(Directions for this task)
Select every line holding the word "např" and copy it.

## start

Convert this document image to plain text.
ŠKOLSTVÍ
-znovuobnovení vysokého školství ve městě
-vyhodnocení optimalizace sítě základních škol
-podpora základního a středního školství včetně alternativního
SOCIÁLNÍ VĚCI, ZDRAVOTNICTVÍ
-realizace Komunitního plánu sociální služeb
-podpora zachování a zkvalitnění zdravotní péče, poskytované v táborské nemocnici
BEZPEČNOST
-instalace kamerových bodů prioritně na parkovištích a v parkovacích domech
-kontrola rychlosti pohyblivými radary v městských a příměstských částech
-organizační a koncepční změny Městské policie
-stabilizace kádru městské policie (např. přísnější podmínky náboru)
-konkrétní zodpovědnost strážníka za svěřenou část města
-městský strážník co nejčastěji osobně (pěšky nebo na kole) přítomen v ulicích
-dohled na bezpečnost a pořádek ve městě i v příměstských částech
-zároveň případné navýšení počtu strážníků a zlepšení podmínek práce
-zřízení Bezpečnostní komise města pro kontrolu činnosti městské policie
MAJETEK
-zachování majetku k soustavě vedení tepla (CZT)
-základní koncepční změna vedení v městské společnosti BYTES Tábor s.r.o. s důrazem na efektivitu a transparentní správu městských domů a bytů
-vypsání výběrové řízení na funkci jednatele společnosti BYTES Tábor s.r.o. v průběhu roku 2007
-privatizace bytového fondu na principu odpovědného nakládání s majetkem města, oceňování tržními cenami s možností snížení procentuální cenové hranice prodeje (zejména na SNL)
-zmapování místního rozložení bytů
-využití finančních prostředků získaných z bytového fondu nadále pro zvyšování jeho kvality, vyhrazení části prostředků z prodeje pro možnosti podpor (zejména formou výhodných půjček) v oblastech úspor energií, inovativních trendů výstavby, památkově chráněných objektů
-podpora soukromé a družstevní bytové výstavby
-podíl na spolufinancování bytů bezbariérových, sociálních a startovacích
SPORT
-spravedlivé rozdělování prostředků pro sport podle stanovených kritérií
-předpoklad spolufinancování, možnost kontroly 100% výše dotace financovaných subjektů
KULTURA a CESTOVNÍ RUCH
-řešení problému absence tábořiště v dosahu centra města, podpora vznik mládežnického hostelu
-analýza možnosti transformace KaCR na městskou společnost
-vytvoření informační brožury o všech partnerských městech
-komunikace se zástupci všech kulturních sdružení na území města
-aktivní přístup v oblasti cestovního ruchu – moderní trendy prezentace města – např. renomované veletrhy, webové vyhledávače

## end

(Answer in full)
-stabilizace kádru městské policie (např. přísnější podmínky náboru)
-aktivní přístup v oblasti cestovního ruchu – moderní trendy prezentace města – např. renomované veletrhy, webové vyhledávače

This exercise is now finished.